* _WHAT THE TASK ASKS_: Review the material line by line. Identify and copy every line that contains the string "Radial".

+++ RAW DATA +++

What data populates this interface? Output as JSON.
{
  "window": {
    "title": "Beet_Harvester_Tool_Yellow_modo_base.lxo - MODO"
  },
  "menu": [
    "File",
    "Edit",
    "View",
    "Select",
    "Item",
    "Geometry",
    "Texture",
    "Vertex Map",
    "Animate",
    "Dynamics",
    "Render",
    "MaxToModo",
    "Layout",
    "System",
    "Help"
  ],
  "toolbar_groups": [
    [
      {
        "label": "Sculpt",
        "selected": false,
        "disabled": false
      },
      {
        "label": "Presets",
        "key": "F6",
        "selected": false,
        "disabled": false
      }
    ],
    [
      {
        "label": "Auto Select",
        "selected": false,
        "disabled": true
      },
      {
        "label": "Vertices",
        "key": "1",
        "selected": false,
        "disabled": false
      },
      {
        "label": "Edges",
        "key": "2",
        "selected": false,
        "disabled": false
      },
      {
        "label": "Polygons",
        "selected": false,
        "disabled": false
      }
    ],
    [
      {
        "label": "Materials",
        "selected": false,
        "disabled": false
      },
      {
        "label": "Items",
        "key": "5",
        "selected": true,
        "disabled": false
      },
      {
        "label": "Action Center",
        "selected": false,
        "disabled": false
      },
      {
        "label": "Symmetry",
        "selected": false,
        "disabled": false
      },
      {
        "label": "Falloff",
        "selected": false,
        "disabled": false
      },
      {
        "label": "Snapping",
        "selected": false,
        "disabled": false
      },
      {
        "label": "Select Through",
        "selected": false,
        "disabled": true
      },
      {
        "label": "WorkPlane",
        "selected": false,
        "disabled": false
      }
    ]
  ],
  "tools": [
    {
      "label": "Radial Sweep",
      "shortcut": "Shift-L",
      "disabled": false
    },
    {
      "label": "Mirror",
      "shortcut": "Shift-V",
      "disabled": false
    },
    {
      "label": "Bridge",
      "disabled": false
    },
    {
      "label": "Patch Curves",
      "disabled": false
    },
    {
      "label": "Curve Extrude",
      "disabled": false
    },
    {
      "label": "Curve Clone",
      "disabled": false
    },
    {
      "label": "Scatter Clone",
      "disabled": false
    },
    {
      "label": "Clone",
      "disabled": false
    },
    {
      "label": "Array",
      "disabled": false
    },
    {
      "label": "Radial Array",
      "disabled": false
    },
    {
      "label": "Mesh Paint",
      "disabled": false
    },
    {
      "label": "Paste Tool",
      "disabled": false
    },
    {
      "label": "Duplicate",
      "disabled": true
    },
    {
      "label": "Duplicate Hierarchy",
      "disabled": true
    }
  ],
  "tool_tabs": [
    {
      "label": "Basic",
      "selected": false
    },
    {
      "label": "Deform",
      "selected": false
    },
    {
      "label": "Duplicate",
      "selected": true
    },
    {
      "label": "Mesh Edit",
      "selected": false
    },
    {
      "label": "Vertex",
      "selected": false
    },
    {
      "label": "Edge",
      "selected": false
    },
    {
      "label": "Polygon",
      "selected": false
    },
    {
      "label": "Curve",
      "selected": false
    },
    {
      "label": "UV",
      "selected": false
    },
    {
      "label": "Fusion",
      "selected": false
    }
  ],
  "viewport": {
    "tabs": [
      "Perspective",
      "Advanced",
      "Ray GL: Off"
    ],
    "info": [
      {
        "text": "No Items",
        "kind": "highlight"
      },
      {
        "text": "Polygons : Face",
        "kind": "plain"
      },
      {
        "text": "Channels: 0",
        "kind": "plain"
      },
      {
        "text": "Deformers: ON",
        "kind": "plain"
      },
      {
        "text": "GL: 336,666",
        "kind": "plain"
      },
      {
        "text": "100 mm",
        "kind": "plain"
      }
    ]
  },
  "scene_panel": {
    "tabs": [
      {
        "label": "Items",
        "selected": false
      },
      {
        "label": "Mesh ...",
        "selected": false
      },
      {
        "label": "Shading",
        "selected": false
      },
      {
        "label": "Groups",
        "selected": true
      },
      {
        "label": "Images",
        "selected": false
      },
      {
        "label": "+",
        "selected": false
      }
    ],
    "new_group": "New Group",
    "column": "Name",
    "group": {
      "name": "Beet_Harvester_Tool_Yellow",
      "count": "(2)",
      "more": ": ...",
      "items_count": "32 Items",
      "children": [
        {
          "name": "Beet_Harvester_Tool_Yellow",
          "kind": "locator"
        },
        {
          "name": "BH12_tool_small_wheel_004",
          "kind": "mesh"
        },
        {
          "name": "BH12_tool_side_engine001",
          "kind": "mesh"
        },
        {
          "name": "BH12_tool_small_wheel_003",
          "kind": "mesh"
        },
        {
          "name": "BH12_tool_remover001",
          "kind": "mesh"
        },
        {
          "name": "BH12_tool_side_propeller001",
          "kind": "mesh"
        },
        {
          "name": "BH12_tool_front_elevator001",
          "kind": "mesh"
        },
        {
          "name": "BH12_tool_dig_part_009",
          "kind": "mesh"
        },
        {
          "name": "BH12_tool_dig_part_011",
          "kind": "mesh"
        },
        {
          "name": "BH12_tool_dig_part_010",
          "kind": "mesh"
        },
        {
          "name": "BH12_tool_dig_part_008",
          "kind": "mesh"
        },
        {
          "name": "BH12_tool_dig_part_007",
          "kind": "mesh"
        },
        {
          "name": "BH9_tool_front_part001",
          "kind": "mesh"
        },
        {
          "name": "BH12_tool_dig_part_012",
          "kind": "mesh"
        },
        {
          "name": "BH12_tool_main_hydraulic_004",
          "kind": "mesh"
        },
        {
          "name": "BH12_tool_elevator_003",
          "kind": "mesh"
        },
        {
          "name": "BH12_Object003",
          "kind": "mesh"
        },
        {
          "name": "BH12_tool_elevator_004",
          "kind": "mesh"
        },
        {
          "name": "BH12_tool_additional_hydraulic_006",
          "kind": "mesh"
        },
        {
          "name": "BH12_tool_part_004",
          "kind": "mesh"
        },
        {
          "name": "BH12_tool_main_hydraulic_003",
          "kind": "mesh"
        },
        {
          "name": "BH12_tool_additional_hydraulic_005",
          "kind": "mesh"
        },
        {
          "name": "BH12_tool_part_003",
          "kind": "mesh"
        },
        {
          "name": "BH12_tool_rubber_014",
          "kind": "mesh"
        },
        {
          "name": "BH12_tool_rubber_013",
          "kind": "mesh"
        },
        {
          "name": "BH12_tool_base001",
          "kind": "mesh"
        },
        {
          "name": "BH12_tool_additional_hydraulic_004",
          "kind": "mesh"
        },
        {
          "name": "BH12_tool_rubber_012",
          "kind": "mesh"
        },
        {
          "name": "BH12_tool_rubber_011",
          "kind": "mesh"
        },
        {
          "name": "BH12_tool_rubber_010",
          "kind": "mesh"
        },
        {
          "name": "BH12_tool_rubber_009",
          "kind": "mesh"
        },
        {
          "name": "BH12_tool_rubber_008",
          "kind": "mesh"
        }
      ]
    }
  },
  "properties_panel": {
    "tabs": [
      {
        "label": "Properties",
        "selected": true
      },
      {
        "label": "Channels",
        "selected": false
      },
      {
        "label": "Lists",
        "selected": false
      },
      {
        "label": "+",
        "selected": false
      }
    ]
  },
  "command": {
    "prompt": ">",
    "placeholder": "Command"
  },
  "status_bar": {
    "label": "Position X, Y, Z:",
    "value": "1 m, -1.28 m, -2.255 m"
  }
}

+++

* _OUTPUT OF THE EXERCISE_:
      "label": "Radial Sweep",
      "label": "Radial Array",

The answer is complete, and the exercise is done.